*TASK*
Answer these questions from the post on investment decisions:
(a) In what year did Intel face the decision the post describes?
(b) Who was Intel's CEO at that time?
(c) According to the post, what can prevent us from seeing the obvious solution?

*DOCUMENT*
## BEGIN

# 6 Ways to Make Smarter Investment Decisions



## RickyY (22 May 2020)

Here are a few psychological tools that can instantly help you to make better investment decisions.

*Distancing*
In 1985, Intel has a tough decision to make: expand its core memory chip business that is rapidly losing money due to heavy competition from Japanese counterparts or bet on their nascent but fast-growing microprocessor business. There was plenty of tension between the two factions of the business, both with justifiable reasons that Intel should exit the other business. Andy Grove, Intel’s CEO at the time, then turned to Gordon Moore, founder, and Chairman of Intel, and asked, “If we got kicked out and the board brought in a new CEO, what do you think he would do?” Gordon answered without hesitation, “He would get us out of memories.”

Our emotional attachment can sometimes blindside our ability to make good decisions. Sometimes, we make poor investment decisions not because there’s a lot of uncertainty, but because our emotion prevented us from seeing the obvious solution. So when you have to make a tough decision, adopt the distancing approach as if someone else has to make that decision, and ask “what do you think he would do?”

## END

*Layout records*
## BEGIN

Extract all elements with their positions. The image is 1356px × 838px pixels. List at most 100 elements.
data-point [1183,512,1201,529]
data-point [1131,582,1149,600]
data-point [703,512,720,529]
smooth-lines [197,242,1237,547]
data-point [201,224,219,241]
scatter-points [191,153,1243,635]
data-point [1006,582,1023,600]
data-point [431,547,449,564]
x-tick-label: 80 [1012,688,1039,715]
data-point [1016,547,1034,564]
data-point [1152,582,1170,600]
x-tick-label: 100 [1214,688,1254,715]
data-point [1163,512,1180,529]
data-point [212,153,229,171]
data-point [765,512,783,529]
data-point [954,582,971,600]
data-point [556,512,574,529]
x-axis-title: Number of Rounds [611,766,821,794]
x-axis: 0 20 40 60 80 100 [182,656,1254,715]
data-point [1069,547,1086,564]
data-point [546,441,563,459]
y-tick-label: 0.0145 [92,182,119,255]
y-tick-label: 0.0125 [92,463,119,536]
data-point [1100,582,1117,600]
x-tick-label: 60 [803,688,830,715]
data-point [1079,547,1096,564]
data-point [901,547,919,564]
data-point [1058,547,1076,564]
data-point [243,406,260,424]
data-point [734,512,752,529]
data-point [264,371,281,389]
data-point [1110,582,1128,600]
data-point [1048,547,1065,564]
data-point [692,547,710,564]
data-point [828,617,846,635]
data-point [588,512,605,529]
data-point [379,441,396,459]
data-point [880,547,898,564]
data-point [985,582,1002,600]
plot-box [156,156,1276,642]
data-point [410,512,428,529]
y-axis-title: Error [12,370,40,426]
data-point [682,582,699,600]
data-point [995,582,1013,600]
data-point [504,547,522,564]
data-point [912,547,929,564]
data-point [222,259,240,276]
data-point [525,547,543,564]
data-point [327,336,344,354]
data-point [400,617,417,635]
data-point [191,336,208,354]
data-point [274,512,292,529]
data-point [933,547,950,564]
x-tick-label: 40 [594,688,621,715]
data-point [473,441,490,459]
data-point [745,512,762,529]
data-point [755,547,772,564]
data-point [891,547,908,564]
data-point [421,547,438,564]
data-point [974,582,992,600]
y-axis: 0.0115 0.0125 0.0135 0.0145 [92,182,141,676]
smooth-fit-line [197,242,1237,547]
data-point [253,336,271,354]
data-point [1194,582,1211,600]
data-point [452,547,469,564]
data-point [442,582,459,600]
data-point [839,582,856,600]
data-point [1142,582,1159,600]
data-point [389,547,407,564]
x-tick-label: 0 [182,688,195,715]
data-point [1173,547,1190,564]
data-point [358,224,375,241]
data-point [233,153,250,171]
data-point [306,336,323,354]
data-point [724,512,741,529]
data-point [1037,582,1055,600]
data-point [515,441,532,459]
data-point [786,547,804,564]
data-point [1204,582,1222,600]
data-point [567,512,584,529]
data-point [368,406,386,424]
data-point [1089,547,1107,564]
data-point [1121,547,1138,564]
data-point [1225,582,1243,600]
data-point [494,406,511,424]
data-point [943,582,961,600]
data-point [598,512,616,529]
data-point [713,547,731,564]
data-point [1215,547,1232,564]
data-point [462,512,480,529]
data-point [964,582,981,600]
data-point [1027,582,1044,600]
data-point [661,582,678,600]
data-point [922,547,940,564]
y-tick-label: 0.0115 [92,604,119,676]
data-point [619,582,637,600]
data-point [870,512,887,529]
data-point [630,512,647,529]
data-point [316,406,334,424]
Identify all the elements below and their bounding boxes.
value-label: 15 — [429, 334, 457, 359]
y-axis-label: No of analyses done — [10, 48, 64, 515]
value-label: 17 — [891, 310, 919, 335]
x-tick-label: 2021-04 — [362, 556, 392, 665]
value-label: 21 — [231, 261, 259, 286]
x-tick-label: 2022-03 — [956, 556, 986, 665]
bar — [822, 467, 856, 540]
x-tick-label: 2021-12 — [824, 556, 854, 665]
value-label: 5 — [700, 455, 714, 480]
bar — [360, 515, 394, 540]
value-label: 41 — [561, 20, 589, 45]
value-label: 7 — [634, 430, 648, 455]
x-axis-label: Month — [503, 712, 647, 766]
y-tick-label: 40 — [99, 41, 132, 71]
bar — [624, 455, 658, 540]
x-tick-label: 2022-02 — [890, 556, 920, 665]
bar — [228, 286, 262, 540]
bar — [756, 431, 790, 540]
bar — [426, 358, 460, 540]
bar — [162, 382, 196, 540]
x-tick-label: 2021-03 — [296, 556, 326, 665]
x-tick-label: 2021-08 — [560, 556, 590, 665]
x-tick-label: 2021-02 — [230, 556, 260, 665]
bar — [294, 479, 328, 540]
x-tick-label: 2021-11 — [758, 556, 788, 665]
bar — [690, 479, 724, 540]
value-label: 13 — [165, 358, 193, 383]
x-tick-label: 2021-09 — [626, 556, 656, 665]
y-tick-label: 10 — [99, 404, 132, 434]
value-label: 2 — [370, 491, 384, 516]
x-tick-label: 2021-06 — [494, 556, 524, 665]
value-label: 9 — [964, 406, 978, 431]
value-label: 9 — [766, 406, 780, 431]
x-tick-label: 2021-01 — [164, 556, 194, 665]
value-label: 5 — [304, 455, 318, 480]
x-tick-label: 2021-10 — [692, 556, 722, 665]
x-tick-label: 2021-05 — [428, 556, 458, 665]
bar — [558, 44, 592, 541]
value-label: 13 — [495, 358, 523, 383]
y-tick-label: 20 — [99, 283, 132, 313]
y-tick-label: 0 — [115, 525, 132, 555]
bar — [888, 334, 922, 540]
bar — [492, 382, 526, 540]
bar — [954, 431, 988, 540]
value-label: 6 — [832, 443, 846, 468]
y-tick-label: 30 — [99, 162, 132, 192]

## END

*SOLUTION FOR THIS TASK*
(a) 1985
(b) Andy Grove
(c) Our emotion